_To be done_
What follows is a set of records; restate each one word for word and drop the pictures.

_Items_

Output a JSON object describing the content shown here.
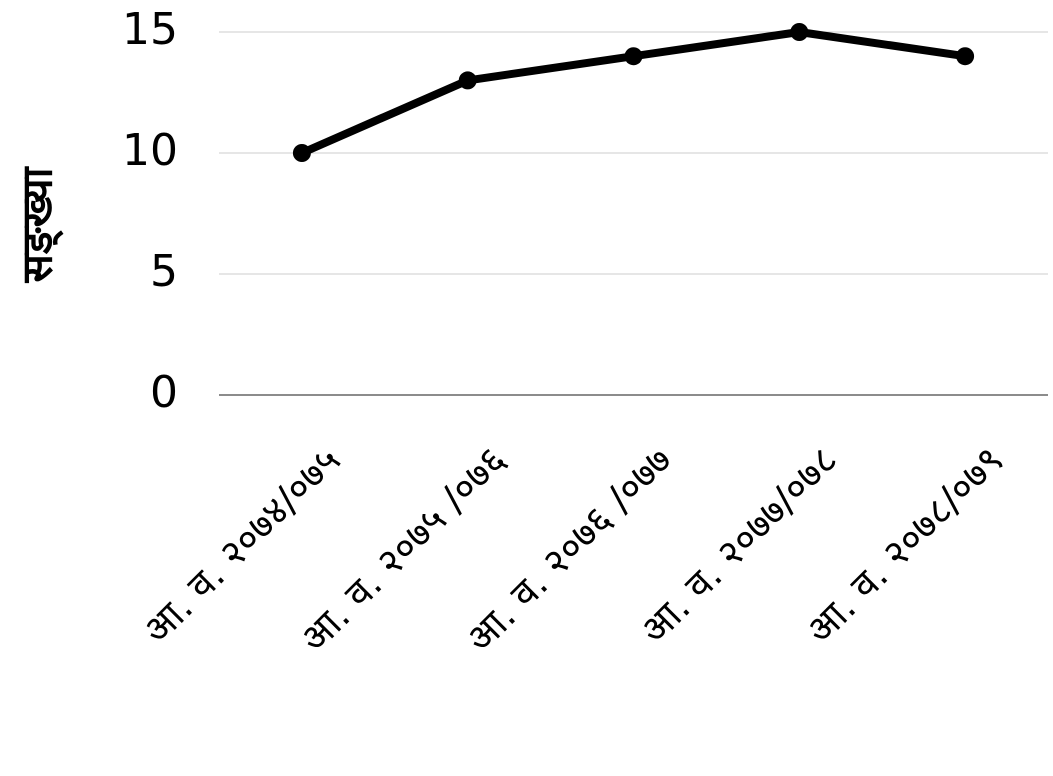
{
  "chart_data": {
    "type": "line",
    "y_label": "सङ्ख्या",
    "categories": [
      "आ. व. २०७४/०७५",
      "आ. व. २०७५ /०७६",
      "आ. व. २०७६ /०७७",
      "आ. व. २०७७/०७८",
      "आ. व. २०७८/०७९"
    ],
    "values": [
      10,
      13,
      14,
      15,
      14
    ],
    "color": "#000000",
    "ylim": [
      0,
      15
    ],
    "yticks": [
      0,
      5,
      10,
      15
    ],
    "grid": true
  }
}
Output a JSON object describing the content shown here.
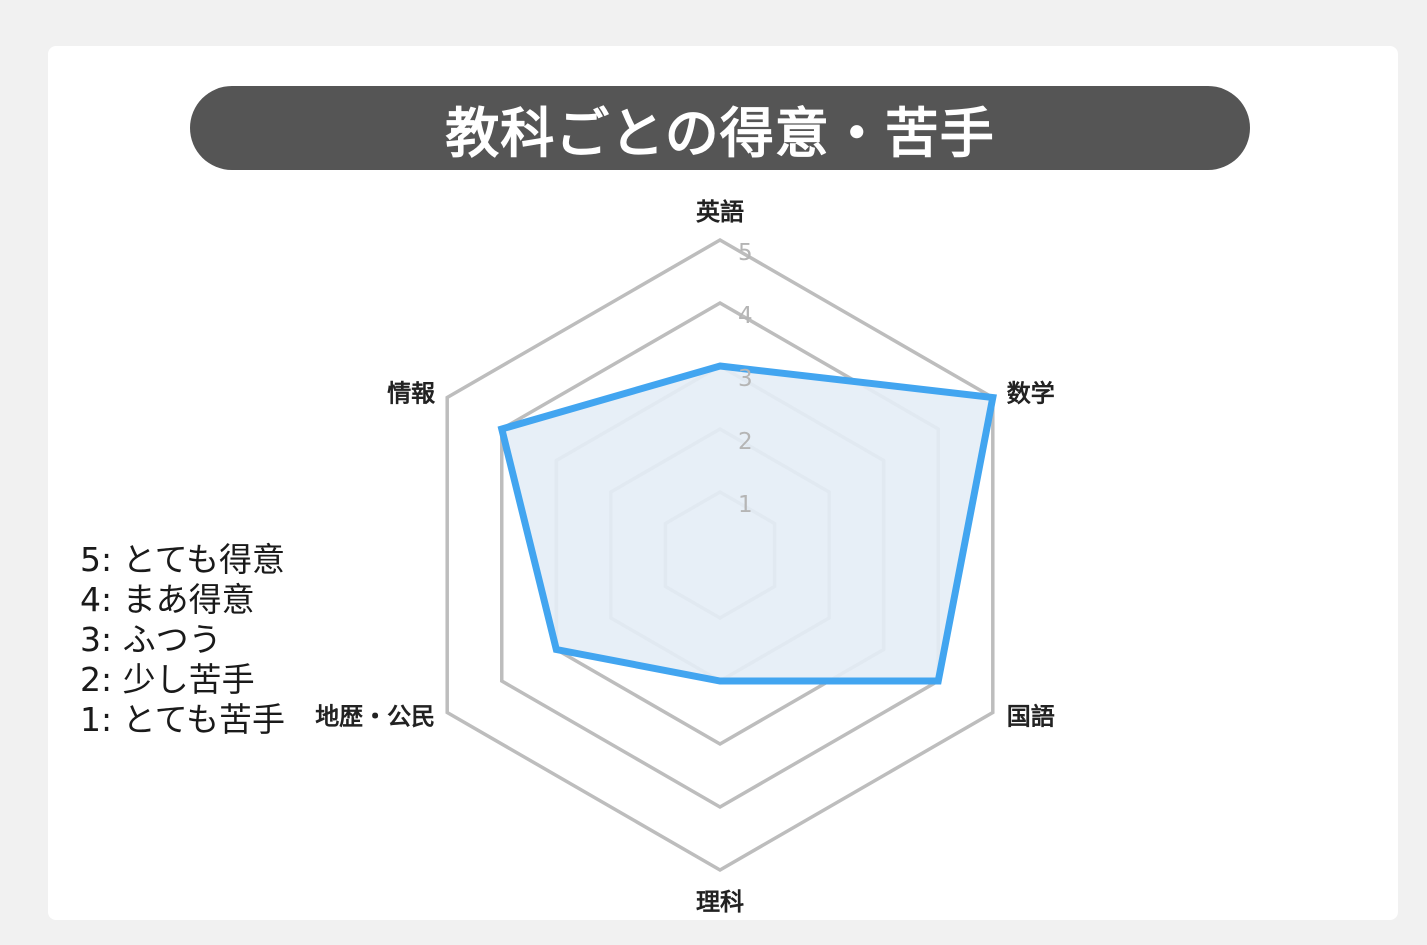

_Answer in full_
Output a JSON object describing the content shown here.
{
  "chart_data": {
    "type": "line",
    "y_label": "सङ्ख्या",
    "categories": [
      "आ. व. २०७४/०७५",
      "आ. व. २०७५ /०७६",
      "आ. व. २०७६ /०७७",
      "आ. व. २०७७/०७८",
      "आ. व. २०७८/०७९"
    ],
    "values": [
      10,
      13,
      14,
      15,
      14
    ],
    "color": "#000000",
    "ylim": [
      0,
      15
    ],
    "yticks": [
      0,
      5,
      10,
      15
    ],
    "grid": true
  }
}
Output a JSON object describing the content shown here.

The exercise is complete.